▸ **Your task**
Transcribe the records below exactly as they appear, omitting any pictures.

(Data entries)
▼▼▼

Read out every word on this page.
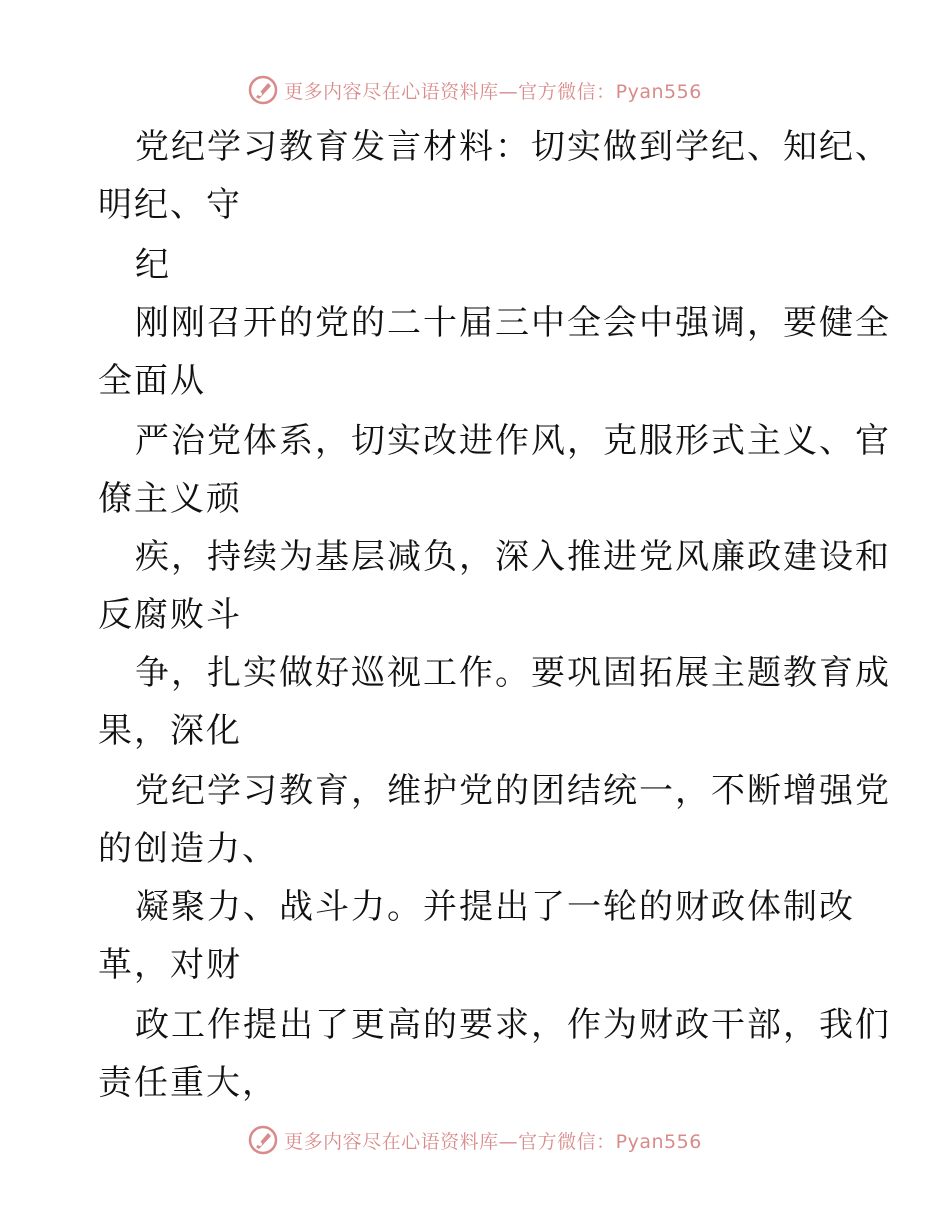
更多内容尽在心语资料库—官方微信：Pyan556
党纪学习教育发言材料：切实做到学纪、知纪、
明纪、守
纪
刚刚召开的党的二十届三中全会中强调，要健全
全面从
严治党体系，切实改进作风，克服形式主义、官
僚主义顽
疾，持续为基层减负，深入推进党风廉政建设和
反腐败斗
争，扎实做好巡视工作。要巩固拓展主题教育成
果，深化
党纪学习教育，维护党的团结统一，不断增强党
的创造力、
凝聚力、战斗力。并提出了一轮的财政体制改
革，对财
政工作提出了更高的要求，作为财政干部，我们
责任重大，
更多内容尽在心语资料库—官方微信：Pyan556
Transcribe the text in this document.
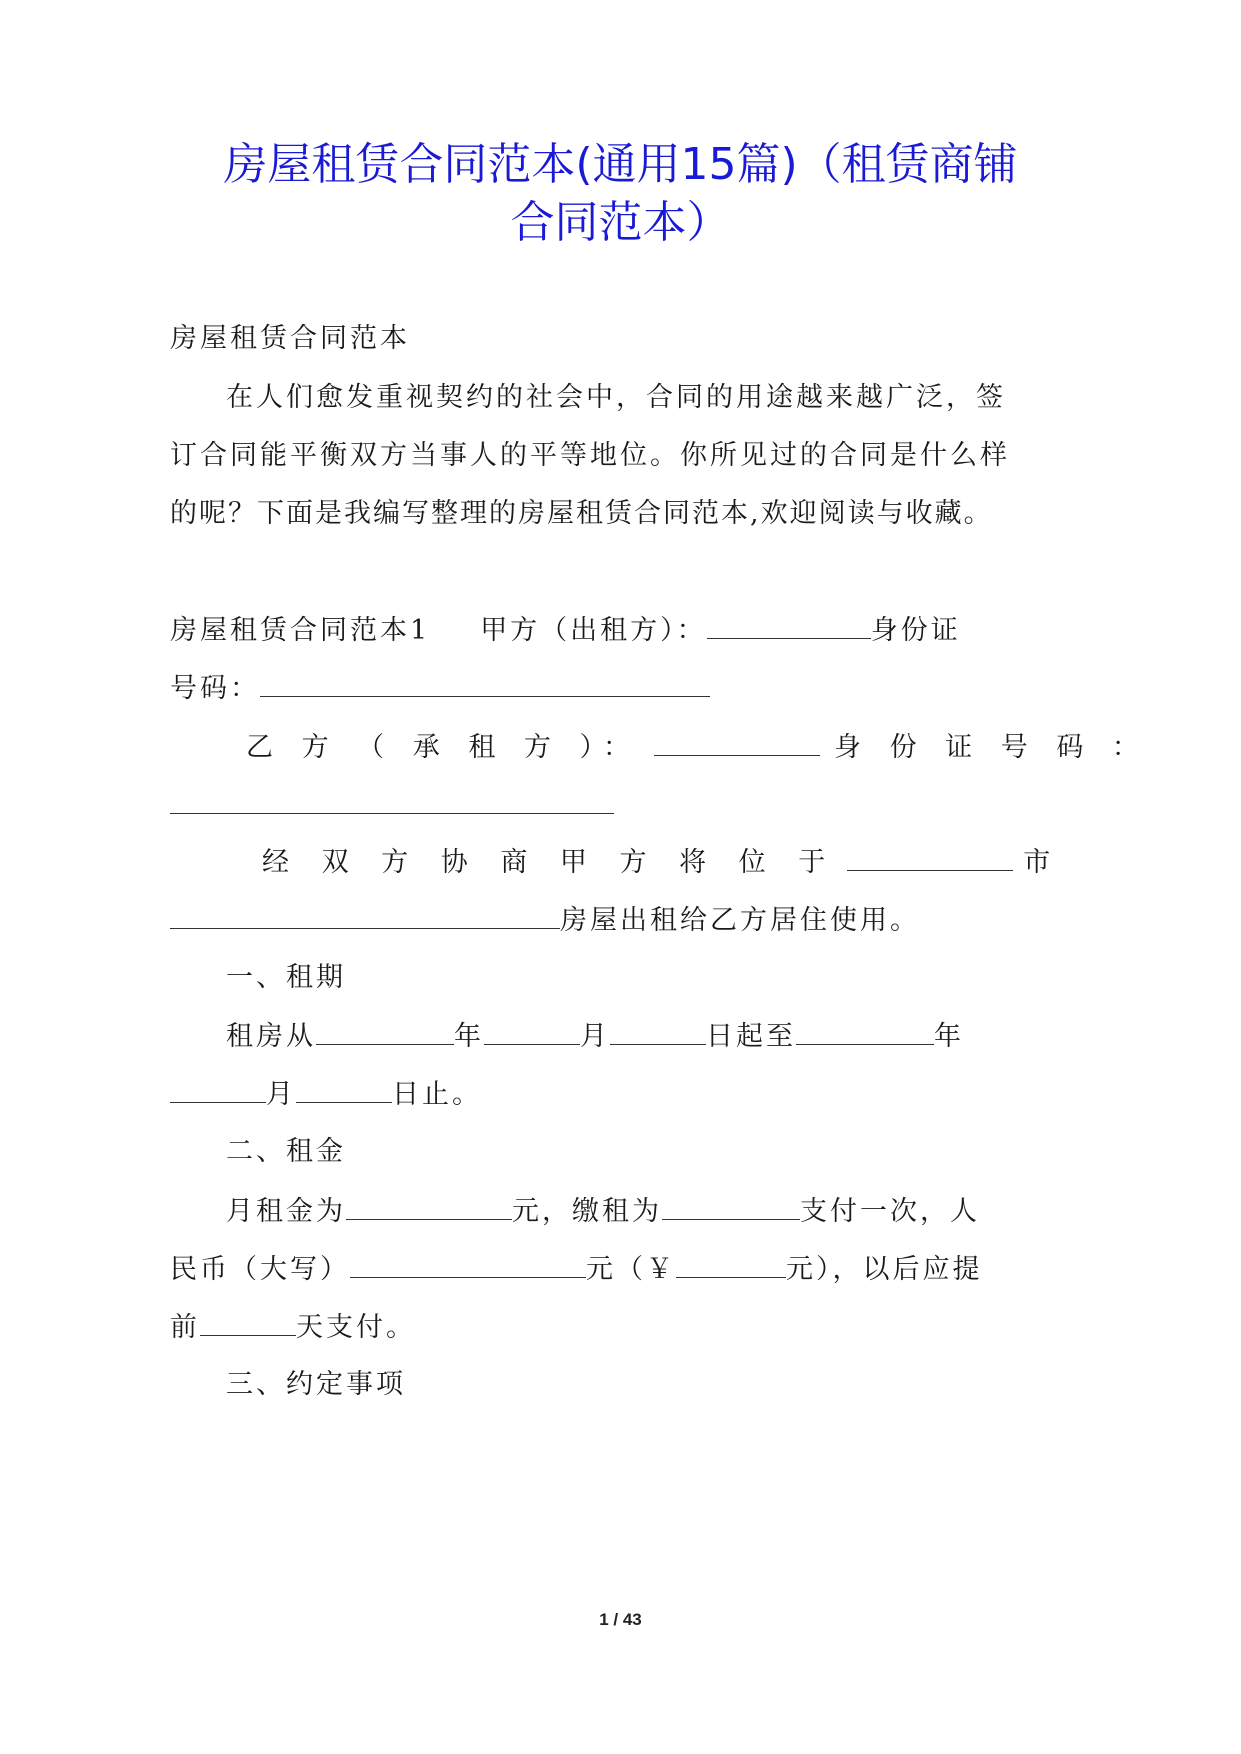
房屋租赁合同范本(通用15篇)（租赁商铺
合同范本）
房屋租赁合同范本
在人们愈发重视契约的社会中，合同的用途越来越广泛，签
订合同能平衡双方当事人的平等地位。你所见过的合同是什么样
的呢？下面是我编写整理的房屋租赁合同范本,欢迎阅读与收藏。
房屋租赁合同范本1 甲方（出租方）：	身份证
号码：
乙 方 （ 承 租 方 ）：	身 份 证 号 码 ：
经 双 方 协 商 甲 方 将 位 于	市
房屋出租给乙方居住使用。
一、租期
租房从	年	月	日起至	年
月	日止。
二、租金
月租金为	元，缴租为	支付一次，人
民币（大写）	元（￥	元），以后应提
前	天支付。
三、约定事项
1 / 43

▲▲▲

▸ **Result of the exercise**
Read out every word on this page.
更多内容尽在心语资料库—官方微信：Pyan556
党纪学习教育发言材料：切实做到学纪、知纪、
明纪、守
纪
刚刚召开的党的二十届三中全会中强调，要健全
全面从
严治党体系，切实改进作风，克服形式主义、官
僚主义顽
疾，持续为基层减负，深入推进党风廉政建设和
反腐败斗
争，扎实做好巡视工作。要巩固拓展主题教育成
果，深化
党纪学习教育，维护党的团结统一，不断增强党
的创造力、
凝聚力、战斗力。并提出了一轮的财政体制改
革，对财
政工作提出了更高的要求，作为财政干部，我们
责任重大，
更多内容尽在心语资料库—官方微信：Pyan556
Transcribe the text in this document.
房屋租赁合同范本(通用15篇)（租赁商铺
合同范本）
房屋租赁合同范本
在人们愈发重视契约的社会中，合同的用途越来越广泛，签
订合同能平衡双方当事人的平等地位。你所见过的合同是什么样
的呢？下面是我编写整理的房屋租赁合同范本,欢迎阅读与收藏。
房屋租赁合同范本1 甲方（出租方）：	身份证
号码：
乙 方 （ 承 租 方 ）：	身 份 证 号 码 ：
经 双 方 协 商 甲 方 将 位 于	市
房屋出租给乙方居住使用。
一、租期
租房从	年	月	日起至	年
月	日止。
二、租金
月租金为	元，缴租为	支付一次，人
民币（大写）	元（￥	元），以后应提
前	天支付。
三、约定事项
1 / 43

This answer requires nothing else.